Exercise aim:
Repeat each line exactly, leaving nothing out.

Material:
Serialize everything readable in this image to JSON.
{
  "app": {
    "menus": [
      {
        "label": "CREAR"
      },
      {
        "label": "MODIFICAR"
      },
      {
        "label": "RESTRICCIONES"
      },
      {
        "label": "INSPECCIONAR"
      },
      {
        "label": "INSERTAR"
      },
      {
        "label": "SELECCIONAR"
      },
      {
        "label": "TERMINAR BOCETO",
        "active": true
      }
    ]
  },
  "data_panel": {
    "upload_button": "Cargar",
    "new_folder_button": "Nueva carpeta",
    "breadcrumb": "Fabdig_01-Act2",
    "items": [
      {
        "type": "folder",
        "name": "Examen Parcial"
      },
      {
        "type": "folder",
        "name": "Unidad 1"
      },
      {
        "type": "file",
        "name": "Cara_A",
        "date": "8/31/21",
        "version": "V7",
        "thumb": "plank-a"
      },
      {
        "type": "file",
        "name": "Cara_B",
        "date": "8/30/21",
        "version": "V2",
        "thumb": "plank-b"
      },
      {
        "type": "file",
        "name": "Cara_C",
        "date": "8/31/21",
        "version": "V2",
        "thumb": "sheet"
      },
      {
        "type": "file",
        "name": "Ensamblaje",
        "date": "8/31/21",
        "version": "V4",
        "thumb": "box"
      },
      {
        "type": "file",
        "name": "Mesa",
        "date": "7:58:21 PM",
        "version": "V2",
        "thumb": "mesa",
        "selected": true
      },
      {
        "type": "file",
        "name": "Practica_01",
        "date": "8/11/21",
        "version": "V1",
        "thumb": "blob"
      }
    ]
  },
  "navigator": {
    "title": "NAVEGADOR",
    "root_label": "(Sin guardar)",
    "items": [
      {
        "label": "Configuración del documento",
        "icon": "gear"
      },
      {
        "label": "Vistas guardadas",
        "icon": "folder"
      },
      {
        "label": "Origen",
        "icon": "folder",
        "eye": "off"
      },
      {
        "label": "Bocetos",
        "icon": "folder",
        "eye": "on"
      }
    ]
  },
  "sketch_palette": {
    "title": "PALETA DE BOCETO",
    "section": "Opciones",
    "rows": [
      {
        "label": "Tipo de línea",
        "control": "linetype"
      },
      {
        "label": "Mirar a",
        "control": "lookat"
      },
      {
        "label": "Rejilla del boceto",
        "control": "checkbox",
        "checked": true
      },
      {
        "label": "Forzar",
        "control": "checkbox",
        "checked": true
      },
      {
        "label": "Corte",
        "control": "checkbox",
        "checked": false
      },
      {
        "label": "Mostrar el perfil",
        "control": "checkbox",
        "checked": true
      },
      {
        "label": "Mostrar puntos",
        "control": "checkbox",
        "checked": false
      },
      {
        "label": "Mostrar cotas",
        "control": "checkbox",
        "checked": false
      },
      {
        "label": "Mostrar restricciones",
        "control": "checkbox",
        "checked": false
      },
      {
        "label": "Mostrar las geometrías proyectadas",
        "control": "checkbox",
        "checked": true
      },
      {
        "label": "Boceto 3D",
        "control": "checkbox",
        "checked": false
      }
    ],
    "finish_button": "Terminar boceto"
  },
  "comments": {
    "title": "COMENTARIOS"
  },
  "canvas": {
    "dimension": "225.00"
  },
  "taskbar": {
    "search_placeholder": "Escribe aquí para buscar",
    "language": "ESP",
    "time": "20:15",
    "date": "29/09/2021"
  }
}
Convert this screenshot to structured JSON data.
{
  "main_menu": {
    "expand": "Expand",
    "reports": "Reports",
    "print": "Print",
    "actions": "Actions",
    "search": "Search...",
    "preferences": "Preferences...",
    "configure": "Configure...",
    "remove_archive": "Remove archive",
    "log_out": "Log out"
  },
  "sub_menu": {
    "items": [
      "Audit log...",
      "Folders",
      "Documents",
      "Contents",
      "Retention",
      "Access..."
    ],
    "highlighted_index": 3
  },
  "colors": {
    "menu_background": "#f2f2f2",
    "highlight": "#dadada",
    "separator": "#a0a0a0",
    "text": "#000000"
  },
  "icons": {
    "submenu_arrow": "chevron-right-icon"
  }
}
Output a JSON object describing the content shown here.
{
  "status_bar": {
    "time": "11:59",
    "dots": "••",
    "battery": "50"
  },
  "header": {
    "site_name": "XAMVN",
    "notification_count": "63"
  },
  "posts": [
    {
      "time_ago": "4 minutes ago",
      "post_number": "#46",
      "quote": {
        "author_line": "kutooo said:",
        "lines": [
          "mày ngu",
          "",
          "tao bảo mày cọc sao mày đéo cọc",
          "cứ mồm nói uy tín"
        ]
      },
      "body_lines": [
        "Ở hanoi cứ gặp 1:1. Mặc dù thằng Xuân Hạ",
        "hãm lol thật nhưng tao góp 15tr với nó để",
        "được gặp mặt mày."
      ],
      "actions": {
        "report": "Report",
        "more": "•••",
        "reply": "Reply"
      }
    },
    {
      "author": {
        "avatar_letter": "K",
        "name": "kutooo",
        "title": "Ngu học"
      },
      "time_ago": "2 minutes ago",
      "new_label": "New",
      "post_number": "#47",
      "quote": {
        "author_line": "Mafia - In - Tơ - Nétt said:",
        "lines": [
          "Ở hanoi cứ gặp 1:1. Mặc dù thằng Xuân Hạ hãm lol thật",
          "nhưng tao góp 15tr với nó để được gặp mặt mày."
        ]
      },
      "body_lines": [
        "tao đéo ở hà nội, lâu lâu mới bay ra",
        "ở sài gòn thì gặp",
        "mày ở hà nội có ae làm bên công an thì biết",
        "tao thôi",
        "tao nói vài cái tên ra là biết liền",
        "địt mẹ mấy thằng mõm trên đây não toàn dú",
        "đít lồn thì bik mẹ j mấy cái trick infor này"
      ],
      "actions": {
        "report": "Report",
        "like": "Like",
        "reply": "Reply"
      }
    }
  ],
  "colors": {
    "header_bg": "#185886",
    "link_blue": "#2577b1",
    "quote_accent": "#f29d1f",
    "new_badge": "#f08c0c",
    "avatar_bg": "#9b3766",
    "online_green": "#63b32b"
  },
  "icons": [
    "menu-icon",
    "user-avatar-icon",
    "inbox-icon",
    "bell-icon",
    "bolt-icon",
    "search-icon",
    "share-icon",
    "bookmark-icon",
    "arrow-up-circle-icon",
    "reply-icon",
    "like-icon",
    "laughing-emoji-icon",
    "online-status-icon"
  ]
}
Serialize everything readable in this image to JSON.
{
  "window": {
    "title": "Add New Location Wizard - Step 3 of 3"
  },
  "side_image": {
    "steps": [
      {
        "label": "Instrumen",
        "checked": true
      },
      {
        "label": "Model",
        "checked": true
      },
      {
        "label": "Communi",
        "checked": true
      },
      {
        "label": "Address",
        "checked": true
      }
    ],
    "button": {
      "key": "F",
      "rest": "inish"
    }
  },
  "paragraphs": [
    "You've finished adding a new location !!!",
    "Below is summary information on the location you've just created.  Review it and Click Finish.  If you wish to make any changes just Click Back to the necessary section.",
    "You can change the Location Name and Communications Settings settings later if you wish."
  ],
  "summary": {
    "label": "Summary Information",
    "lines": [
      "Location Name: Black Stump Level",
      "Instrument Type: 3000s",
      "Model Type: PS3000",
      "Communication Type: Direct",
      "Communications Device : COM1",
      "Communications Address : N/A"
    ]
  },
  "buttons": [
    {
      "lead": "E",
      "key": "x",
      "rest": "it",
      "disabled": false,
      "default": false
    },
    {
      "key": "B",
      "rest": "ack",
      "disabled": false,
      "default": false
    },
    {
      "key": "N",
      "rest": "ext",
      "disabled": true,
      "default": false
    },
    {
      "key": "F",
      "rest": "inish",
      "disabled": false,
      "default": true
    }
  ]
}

Answer to this exercise:
Serialize everything readable in this image to JSON.
{
  "app": {
    "menus": [
      {
        "label": "CREAR"
      },
      {
        "label": "MODIFICAR"
      },
      {
        "label": "RESTRICCIONES"
      },
      {
        "label": "INSPECCIONAR"
      },
      {
        "label": "INSERTAR"
      },
      {
        "label": "SELECCIONAR"
      },
      {
        "label": "TERMINAR BOCETO",
        "active": true
      }
    ]
  },
  "data_panel": {
    "upload_button": "Cargar",
    "new_folder_button": "Nueva carpeta",
    "breadcrumb": "Fabdig_01-Act2",
    "items": [
      {
        "type": "folder",
        "name": "Examen Parcial"
      },
      {
        "type": "folder",
        "name": "Unidad 1"
      },
      {
        "type": "file",
        "name": "Cara_A",
        "date": "8/31/21",
        "version": "V7",
        "thumb": "plank-a"
      },
      {
        "type": "file",
        "name": "Cara_B",
        "date": "8/30/21",
        "version": "V2",
        "thumb": "plank-b"
      },
      {
        "type": "file",
        "name": "Cara_C",
        "date": "8/31/21",
        "version": "V2",
        "thumb": "sheet"
      },
      {
        "type": "file",
        "name": "Ensamblaje",
        "date": "8/31/21",
        "version": "V4",
        "thumb": "box"
      },
      {
        "type": "file",
        "name": "Mesa",
        "date": "7:58:21 PM",
        "version": "V2",
        "thumb": "mesa",
        "selected": true
      },
      {
        "type": "file",
        "name": "Practica_01",
        "date": "8/11/21",
        "version": "V1",
        "thumb": "blob"
      }
    ]
  },
  "navigator": {
    "title": "NAVEGADOR",
    "root_label": "(Sin guardar)",
    "items": [
      {
        "label": "Configuración del documento",
        "icon": "gear"
      },
      {
        "label": "Vistas guardadas",
        "icon": "folder"
      },
      {
        "label": "Origen",
        "icon": "folder",
        "eye": "off"
      },
      {
        "label": "Bocetos",
        "icon": "folder",
        "eye": "on"
      }
    ]
  },
  "sketch_palette": {
    "title": "PALETA DE BOCETO",
    "section": "Opciones",
    "rows": [
      {
        "label": "Tipo de línea",
        "control": "linetype"
      },
      {
        "label": "Mirar a",
        "control": "lookat"
      },
      {
        "label": "Rejilla del boceto",
        "control": "checkbox",
        "checked": true
      },
      {
        "label": "Forzar",
        "control": "checkbox",
        "checked": true
      },
      {
        "label": "Corte",
        "control": "checkbox",
        "checked": false
      },
      {
        "label": "Mostrar el perfil",
        "control": "checkbox",
        "checked": true
      },
      {
        "label": "Mostrar puntos",
        "control": "checkbox",
        "checked": false
      },
      {
        "label": "Mostrar cotas",
        "control": "checkbox",
        "checked": false
      },
      {
        "label": "Mostrar restricciones",
        "control": "checkbox",
        "checked": false
      },
      {
        "label": "Mostrar las geometrías proyectadas",
        "control": "checkbox",
        "checked": true
      },
      {
        "label": "Boceto 3D",
        "control": "checkbox",
        "checked": false
      }
    ],
    "finish_button": "Terminar boceto"
  },
  "comments": {
    "title": "COMENTARIOS"
  },
  "canvas": {
    "dimension": "225.00"
  },
  "taskbar": {
    "search_placeholder": "Escribe aquí para buscar",
    "language": "ESP",
    "time": "20:15",
    "date": "29/09/2021"
  }
}
Convert this screenshot to structured JSON data.
{
  "main_menu": {
    "expand": "Expand",
    "reports": "Reports",
    "print": "Print",
    "actions": "Actions",
    "search": "Search...",
    "preferences": "Preferences...",
    "configure": "Configure...",
    "remove_archive": "Remove archive",
    "log_out": "Log out"
  },
  "sub_menu": {
    "items": [
      "Audit log...",
      "Folders",
      "Documents",
      "Contents",
      "Retention",
      "Access..."
    ],
    "highlighted_index": 3
  },
  "colors": {
    "menu_background": "#f2f2f2",
    "highlight": "#dadada",
    "separator": "#a0a0a0",
    "text": "#000000"
  },
  "icons": {
    "submenu_arrow": "chevron-right-icon"
  }
}
Output a JSON object describing the content shown here.
{
  "status_bar": {
    "time": "11:59",
    "dots": "••",
    "battery": "50"
  },
  "header": {
    "site_name": "XAMVN",
    "notification_count": "63"
  },
  "posts": [
    {
      "time_ago": "4 minutes ago",
      "post_number": "#46",
      "quote": {
        "author_line": "kutooo said:",
        "lines": [
          "mày ngu",
          "",
          "tao bảo mày cọc sao mày đéo cọc",
          "cứ mồm nói uy tín"
        ]
      },
      "body_lines": [
        "Ở hanoi cứ gặp 1:1. Mặc dù thằng Xuân Hạ",
        "hãm lol thật nhưng tao góp 15tr với nó để",
        "được gặp mặt mày."
      ],
      "actions": {
        "report": "Report",
        "more": "•••",
        "reply": "Reply"
      }
    },
    {
      "author": {
        "avatar_letter": "K",
        "name": "kutooo",
        "title": "Ngu học"
      },
      "time_ago": "2 minutes ago",
      "new_label": "New",
      "post_number": "#47",
      "quote": {
        "author_line": "Mafia - In - Tơ - Nétt said:",
        "lines": [
          "Ở hanoi cứ gặp 1:1. Mặc dù thằng Xuân Hạ hãm lol thật",
          "nhưng tao góp 15tr với nó để được gặp mặt mày."
        ]
      },
      "body_lines": [
        "tao đéo ở hà nội, lâu lâu mới bay ra",
        "ở sài gòn thì gặp",
        "mày ở hà nội có ae làm bên công an thì biết",
        "tao thôi",
        "tao nói vài cái tên ra là biết liền",
        "địt mẹ mấy thằng mõm trên đây não toàn dú",
        "đít lồn thì bik mẹ j mấy cái trick infor này"
      ],
      "actions": {
        "report": "Report",
        "like": "Like",
        "reply": "Reply"
      }
    }
  ],
  "colors": {
    "header_bg": "#185886",
    "link_blue": "#2577b1",
    "quote_accent": "#f29d1f",
    "new_badge": "#f08c0c",
    "avatar_bg": "#9b3766",
    "online_green": "#63b32b"
  },
  "icons": [
    "menu-icon",
    "user-avatar-icon",
    "inbox-icon",
    "bell-icon",
    "bolt-icon",
    "search-icon",
    "share-icon",
    "bookmark-icon",
    "arrow-up-circle-icon",
    "reply-icon",
    "like-icon",
    "laughing-emoji-icon",
    "online-status-icon"
  ]
}
Serialize everything readable in this image to JSON.
{
  "window": {
    "title": "Add New Location Wizard - Step 3 of 3"
  },
  "side_image": {
    "steps": [
      {
        "label": "Instrumen",
        "checked": true
      },
      {
        "label": "Model",
        "checked": true
      },
      {
        "label": "Communi",
        "checked": true
      },
      {
        "label": "Address",
        "checked": true
      }
    ],
    "button": {
      "key": "F",
      "rest": "inish"
    }
  },
  "paragraphs": [
    "You've finished adding a new location !!!",
    "Below is summary information on the location you've just created.  Review it and Click Finish.  If you wish to make any changes just Click Back to the necessary section.",
    "You can change the Location Name and Communications Settings settings later if you wish."
  ],
  "summary": {
    "label": "Summary Information",
    "lines": [
      "Location Name: Black Stump Level",
      "Instrument Type: 3000s",
      "Model Type: PS3000",
      "Communication Type: Direct",
      "Communications Device : COM1",
      "Communications Address : N/A"
    ]
  },
  "buttons": [
    {
      "lead": "E",
      "key": "x",
      "rest": "it",
      "disabled": false,
      "default": false
    },
    {
      "key": "B",
      "rest": "ack",
      "disabled": false,
      "default": false
    },
    {
      "key": "N",
      "rest": "ext",
      "disabled": true,
      "default": false
    },
    {
      "key": "F",
      "rest": "inish",
      "disabled": false,
      "default": true
    }
  ]
}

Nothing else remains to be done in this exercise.